DOCUMENT EXCERPT:
It is summer and the listless metropolitan thinks of grass. It cannot afford to stay at Durslade Farmhouse, Somerset, a branch of the Hauser & Wirth art gallery that serves food and plays cow noises in a former barn as authentic country folk rip their eyeballs out. Locals talk about Durslade Farm as a child that died. I think it is a Holocaust memorial for cows, but oblivious.
Babington House is the country branch, and it is open to members, their friends, and hotel guests. There is a a spa called the Cowshed that sells ‘Lazy Cow’ and ‘Moody Cow’ beauty products (misogyny masquerading as irony), a restaurant and a church, which looks uneasy in the grounds, probably because it has to tolerate celebrity weddings. The famous haunt this part of Somerset because it offers a style of rural living that does not frighten them. It is anti-subsistence.
The house is golden, and Queen Anne. It was lovely once, but is now a crèche, surrounded by lawns filled with giant beds (for giant babies) and improbably large umbrellas. There is topiary near the swimming pool and the kitchen garden: miniature hedges for dogs to jump over in some mad dog steeplechase. The paths are covered with woodchip because the members cannot sully their boots by walking on actual mud; that would be too much reality for a class that values only things others do not have, even if they are stupid things such as electric Agas or a path made of woodchip.

DATA ENTRIES:
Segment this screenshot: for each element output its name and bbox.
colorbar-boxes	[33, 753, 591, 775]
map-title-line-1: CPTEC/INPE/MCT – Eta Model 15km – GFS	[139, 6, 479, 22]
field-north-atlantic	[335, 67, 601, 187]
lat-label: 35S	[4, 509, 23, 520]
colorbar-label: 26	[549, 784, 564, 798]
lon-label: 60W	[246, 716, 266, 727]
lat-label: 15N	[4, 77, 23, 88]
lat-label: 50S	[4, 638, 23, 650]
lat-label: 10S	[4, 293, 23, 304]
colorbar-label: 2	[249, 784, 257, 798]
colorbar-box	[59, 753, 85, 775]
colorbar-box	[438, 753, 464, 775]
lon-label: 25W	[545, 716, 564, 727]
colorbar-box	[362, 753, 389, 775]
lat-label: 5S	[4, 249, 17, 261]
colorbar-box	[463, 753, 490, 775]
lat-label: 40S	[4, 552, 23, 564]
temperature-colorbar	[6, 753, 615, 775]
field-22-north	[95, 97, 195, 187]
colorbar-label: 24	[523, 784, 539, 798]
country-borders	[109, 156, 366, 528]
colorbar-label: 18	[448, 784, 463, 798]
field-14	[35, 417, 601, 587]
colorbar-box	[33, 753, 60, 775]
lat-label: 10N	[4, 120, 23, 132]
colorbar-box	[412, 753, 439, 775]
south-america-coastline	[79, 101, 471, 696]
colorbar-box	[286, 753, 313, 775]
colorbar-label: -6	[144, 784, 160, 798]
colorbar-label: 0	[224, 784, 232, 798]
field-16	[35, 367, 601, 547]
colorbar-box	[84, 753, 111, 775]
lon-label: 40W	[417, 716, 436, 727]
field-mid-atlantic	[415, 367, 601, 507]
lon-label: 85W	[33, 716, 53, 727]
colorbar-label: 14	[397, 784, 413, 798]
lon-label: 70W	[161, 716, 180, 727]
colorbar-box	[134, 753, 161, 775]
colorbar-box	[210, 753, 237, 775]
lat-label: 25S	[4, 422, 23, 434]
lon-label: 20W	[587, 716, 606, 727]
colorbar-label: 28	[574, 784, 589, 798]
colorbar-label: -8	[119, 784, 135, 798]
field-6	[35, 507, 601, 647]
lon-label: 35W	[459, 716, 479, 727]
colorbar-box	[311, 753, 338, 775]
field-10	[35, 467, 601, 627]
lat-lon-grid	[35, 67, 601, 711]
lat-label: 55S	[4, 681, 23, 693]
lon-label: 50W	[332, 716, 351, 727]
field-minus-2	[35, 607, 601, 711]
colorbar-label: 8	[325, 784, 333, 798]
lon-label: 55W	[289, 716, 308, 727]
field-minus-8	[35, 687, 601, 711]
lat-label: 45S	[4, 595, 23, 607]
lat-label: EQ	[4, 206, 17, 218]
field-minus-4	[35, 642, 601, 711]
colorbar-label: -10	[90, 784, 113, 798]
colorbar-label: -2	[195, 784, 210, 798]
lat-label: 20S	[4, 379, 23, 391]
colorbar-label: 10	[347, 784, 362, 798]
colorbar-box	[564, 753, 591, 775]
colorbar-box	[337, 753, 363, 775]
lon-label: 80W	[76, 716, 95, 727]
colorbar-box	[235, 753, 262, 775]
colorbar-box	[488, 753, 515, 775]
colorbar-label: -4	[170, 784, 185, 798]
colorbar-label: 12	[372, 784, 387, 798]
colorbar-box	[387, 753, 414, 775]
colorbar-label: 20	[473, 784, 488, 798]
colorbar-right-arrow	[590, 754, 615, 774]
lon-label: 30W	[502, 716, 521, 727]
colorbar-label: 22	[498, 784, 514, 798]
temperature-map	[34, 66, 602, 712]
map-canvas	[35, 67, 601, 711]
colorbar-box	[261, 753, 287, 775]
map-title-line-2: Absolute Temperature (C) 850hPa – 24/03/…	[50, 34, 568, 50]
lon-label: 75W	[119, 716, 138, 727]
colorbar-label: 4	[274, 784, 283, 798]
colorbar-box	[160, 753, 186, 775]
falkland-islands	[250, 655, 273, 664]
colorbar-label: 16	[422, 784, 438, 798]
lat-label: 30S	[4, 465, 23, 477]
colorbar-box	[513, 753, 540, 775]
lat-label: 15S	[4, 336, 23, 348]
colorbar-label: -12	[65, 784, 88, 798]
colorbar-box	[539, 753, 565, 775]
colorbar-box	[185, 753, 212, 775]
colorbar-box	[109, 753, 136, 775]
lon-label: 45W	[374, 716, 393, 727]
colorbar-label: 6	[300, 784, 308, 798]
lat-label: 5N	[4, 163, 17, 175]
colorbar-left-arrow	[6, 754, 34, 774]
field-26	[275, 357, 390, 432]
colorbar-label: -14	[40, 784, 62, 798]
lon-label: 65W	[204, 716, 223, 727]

DIRECTIONS:
According to the piece on Babington House, who may use Babington House? List each group.

ANSWER TO THE PROBLEM:
- Members
- Their friends
- Hotel guests